►

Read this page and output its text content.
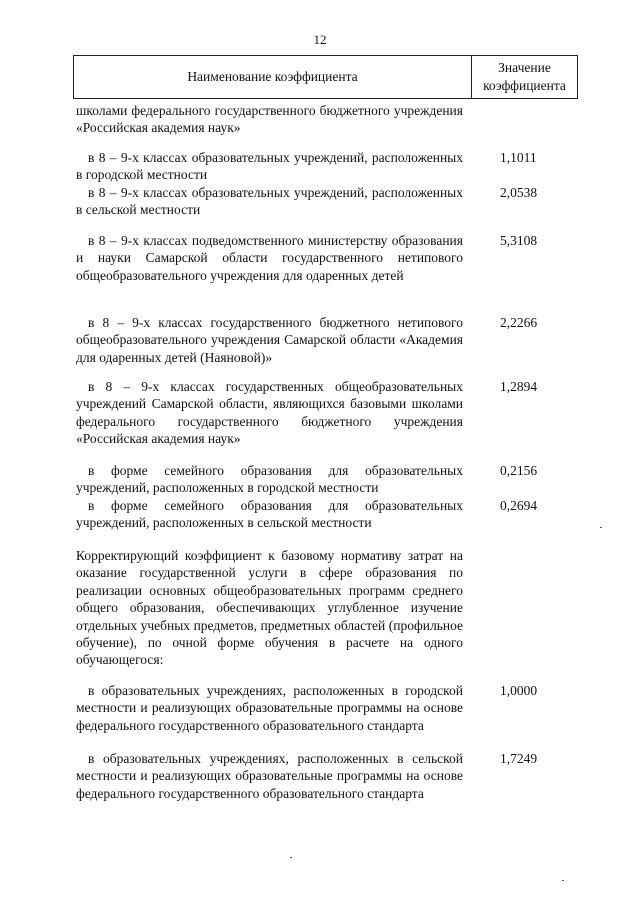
12
Наименование коэффициента
Значение коэффициента
школами федерального государственного бюджетного учреждения «Российская академия наук»
в 8 – 9-х классах образовательных учреждений, расположенных в городской местности
1,1011
в 8 – 9-х классах образовательных учреждений, расположенных в сельской местности
2,0538
в 8 – 9-х классах подведомственного министерству образования и науки Самарской области государственного нетипового общеобразовательного учреждения для одаренных детей
5,3108
в 8 – 9-х классах государственного бюджетного нетипового общеобразовательного учреждения Самарской области «Академия для одаренных детей (Наяновой)»
2,2266
в 8 – 9-х классах государственных общеобразовательных учреждений Самарской области, являющихся базовыми школами федерального государственного бюджетного учреждения «Российская академия наук»
1,2894
в форме семейного образования для образовательных учреждений, расположенных в городской местности
0,2156
в форме семейного образования для образовательных учреждений, расположенных в сельской местности
0,2694
Корректирующий коэффициент к базовому нормативу затрат на оказание государственной услуги в сфере образования по реализации основных общеобразовательных программ среднего общего образования, обеспечивающих углубленное изучение отдельных учебных предметов, предметных областей (профильное обучение), по очной форме обучения в расчете на одного обучающегося:
в образовательных учреждениях, расположенных в городской местности и реализующих образовательные программы на основе федерального государственного образовательного стандарта
1,0000
в образовательных учреждениях, расположенных в сельской местности и реализующих образовательные программы на основе федерального государственного образовательного стандарта
1,7249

◄

Requirements: Copy out the listing exactly as it stands, but not the pictures.

Worked answer:
Read this page and output its text content.
12
Наименование коэффициента
Значение коэффициента
школами федерального государственного бюджетного учреждения «Российская академия наук»
в 8 – 9-х классах образовательных учреждений, расположенных в городской местности
1,1011
в 8 – 9-х классах образовательных учреждений, расположенных в сельской местности
2,0538
в 8 – 9-х классах подведомственного министерству образования и науки Самарской области государственного нетипового общеобразовательного учреждения для одаренных детей
5,3108
в 8 – 9-х классах государственного бюджетного нетипового общеобразовательного учреждения Самарской области «Академия для одаренных детей (Наяновой)»
2,2266
в 8 – 9-х классах государственных общеобразовательных учреждений Самарской области, являющихся базовыми школами федерального государственного бюджетного учреждения «Российская академия наук»
1,2894
в форме семейного образования для образовательных учреждений, расположенных в городской местности
0,2156
в форме семейного образования для образовательных учреждений, расположенных в сельской местности
0,2694
Корректирующий коэффициент к базовому нормативу затрат на оказание государственной услуги в сфере образования по реализации основных общеобразовательных программ среднего общего образования, обеспечивающих углубленное изучение отдельных учебных предметов, предметных областей (профильное обучение), по очной форме обучения в расчете на одного обучающегося:
в образовательных учреждениях, расположенных в городской местности и реализующих образовательные программы на основе федерального государственного образовательного стандарта
1,0000
в образовательных учреждениях, расположенных в сельской местности и реализующих образовательные программы на основе федерального государственного образовательного стандарта
1,7249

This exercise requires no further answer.